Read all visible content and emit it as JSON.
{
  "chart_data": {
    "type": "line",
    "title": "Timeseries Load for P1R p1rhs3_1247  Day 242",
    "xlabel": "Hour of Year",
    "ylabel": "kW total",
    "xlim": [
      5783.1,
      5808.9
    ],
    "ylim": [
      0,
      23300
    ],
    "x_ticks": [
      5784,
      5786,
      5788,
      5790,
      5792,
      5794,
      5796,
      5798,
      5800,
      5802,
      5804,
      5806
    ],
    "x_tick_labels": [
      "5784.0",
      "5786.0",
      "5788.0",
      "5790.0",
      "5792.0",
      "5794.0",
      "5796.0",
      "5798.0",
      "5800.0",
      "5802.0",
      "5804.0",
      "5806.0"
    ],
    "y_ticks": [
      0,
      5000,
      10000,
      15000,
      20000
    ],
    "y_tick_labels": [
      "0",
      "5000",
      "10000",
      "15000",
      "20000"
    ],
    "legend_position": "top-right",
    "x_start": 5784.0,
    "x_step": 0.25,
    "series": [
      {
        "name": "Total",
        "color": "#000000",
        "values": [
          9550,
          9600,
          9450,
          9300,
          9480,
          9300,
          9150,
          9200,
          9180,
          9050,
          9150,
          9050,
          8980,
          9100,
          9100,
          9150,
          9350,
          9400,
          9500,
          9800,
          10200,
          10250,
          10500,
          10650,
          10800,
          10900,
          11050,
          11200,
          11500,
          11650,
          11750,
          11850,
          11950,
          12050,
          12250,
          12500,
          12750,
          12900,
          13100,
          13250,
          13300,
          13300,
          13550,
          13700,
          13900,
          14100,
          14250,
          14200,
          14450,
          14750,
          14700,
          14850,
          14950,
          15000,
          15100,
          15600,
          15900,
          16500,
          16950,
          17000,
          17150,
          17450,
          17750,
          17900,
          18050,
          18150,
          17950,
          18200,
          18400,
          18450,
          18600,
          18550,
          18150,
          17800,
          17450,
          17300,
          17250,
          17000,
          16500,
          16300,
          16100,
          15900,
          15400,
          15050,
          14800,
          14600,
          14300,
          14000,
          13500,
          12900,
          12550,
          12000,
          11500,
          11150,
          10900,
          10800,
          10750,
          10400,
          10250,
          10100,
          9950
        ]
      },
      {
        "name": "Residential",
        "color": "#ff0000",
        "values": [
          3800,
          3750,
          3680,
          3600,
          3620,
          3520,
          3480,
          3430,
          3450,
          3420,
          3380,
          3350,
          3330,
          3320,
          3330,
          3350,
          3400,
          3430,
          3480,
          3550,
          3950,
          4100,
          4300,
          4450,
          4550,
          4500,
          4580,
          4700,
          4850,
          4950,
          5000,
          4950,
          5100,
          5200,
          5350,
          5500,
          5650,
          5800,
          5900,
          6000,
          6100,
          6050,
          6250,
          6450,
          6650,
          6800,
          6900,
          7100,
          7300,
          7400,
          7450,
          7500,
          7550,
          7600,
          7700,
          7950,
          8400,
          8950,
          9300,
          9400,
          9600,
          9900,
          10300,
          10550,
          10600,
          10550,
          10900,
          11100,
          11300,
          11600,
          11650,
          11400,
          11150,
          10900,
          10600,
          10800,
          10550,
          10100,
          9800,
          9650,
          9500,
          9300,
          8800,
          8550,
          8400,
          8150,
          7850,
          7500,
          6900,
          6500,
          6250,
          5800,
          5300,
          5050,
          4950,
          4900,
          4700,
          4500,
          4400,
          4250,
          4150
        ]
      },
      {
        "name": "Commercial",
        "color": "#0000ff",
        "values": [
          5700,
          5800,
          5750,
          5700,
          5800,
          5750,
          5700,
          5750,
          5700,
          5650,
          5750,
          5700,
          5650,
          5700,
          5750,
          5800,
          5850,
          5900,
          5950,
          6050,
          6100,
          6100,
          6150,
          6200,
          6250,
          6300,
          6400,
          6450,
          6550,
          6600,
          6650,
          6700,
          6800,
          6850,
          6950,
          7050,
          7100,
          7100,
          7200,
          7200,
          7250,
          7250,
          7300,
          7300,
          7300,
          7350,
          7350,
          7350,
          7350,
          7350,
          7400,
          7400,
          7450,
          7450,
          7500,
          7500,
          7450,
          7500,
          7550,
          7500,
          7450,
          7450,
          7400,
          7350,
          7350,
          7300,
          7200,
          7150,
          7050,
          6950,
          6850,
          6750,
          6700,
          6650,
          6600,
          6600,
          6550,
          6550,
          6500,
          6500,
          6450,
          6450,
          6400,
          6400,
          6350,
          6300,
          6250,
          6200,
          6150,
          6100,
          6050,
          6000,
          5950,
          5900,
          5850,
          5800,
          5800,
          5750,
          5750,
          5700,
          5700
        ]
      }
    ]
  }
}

Aim of the task:
Extract the entries above verbatim.

Answer to the task:
Read all visible content and emit it as JSON.
{
  "chart_data": {
    "type": "line",
    "title": "Timeseries Load for P1R p1rhs3_1247  Day 242",
    "xlabel": "Hour of Year",
    "ylabel": "kW total",
    "xlim": [
      5783.1,
      5808.9
    ],
    "ylim": [
      0,
      23300
    ],
    "x_ticks": [
      5784,
      5786,
      5788,
      5790,
      5792,
      5794,
      5796,
      5798,
      5800,
      5802,
      5804,
      5806
    ],
    "x_tick_labels": [
      "5784.0",
      "5786.0",
      "5788.0",
      "5790.0",
      "5792.0",
      "5794.0",
      "5796.0",
      "5798.0",
      "5800.0",
      "5802.0",
      "5804.0",
      "5806.0"
    ],
    "y_ticks": [
      0,
      5000,
      10000,
      15000,
      20000
    ],
    "y_tick_labels": [
      "0",
      "5000",
      "10000",
      "15000",
      "20000"
    ],
    "legend_position": "top-right",
    "x_start": 5784.0,
    "x_step": 0.25,
    "series": [
      {
        "name": "Total",
        "color": "#000000",
        "values": [
          9550,
          9600,
          9450,
          9300,
          9480,
          9300,
          9150,
          9200,
          9180,
          9050,
          9150,
          9050,
          8980,
          9100,
          9100,
          9150,
          9350,
          9400,
          9500,
          9800,
          10200,
          10250,
          10500,
          10650,
          10800,
          10900,
          11050,
          11200,
          11500,
          11650,
          11750,
          11850,
          11950,
          12050,
          12250,
          12500,
          12750,
          12900,
          13100,
          13250,
          13300,
          13300,
          13550,
          13700,
          13900,
          14100,
          14250,
          14200,
          14450,
          14750,
          14700,
          14850,
          14950,
          15000,
          15100,
          15600,
          15900,
          16500,
          16950,
          17000,
          17150,
          17450,
          17750,
          17900,
          18050,
          18150,
          17950,
          18200,
          18400,
          18450,
          18600,
          18550,
          18150,
          17800,
          17450,
          17300,
          17250,
          17000,
          16500,
          16300,
          16100,
          15900,
          15400,
          15050,
          14800,
          14600,
          14300,
          14000,
          13500,
          12900,
          12550,
          12000,
          11500,
          11150,
          10900,
          10800,
          10750,
          10400,
          10250,
          10100,
          9950
        ]
      },
      {
        "name": "Residential",
        "color": "#ff0000",
        "values": [
          3800,
          3750,
          3680,
          3600,
          3620,
          3520,
          3480,
          3430,
          3450,
          3420,
          3380,
          3350,
          3330,
          3320,
          3330,
          3350,
          3400,
          3430,
          3480,
          3550,
          3950,
          4100,
          4300,
          4450,
          4550,
          4500,
          4580,
          4700,
          4850,
          4950,
          5000,
          4950,
          5100,
          5200,
          5350,
          5500,
          5650,
          5800,
          5900,
          6000,
          6100,
          6050,
          6250,
          6450,
          6650,
          6800,
          6900,
          7100,
          7300,
          7400,
          7450,
          7500,
          7550,
          7600,
          7700,
          7950,
          8400,
          8950,
          9300,
          9400,
          9600,
          9900,
          10300,
          10550,
          10600,
          10550,
          10900,
          11100,
          11300,
          11600,
          11650,
          11400,
          11150,
          10900,
          10600,
          10800,
          10550,
          10100,
          9800,
          9650,
          9500,
          9300,
          8800,
          8550,
          8400,
          8150,
          7850,
          7500,
          6900,
          6500,
          6250,
          5800,
          5300,
          5050,
          4950,
          4900,
          4700,
          4500,
          4400,
          4250,
          4150
        ]
      },
      {
        "name": "Commercial",
        "color": "#0000ff",
        "values": [
          5700,
          5800,
          5750,
          5700,
          5800,
          5750,
          5700,
          5750,
          5700,
          5650,
          5750,
          5700,
          5650,
          5700,
          5750,
          5800,
          5850,
          5900,
          5950,
          6050,
          6100,
          6100,
          6150,
          6200,
          6250,
          6300,
          6400,
          6450,
          6550,
          6600,
          6650,
          6700,
          6800,
          6850,
          6950,
          7050,
          7100,
          7100,
          7200,
          7200,
          7250,
          7250,
          7300,
          7300,
          7300,
          7350,
          7350,
          7350,
          7350,
          7350,
          7400,
          7400,
          7450,
          7450,
          7500,
          7500,
          7450,
          7500,
          7550,
          7500,
          7450,
          7450,
          7400,
          7350,
          7350,
          7300,
          7200,
          7150,
          7050,
          6950,
          6850,
          6750,
          6700,
          6650,
          6600,
          6600,
          6550,
          6550,
          6500,
          6500,
          6450,
          6450,
          6400,
          6400,
          6350,
          6300,
          6250,
          6200,
          6150,
          6100,
          6050,
          6000,
          5950,
          5900,
          5850,
          5800,
          5800,
          5750,
          5750,
          5700,
          5700
        ]
      }
    ]
  }
}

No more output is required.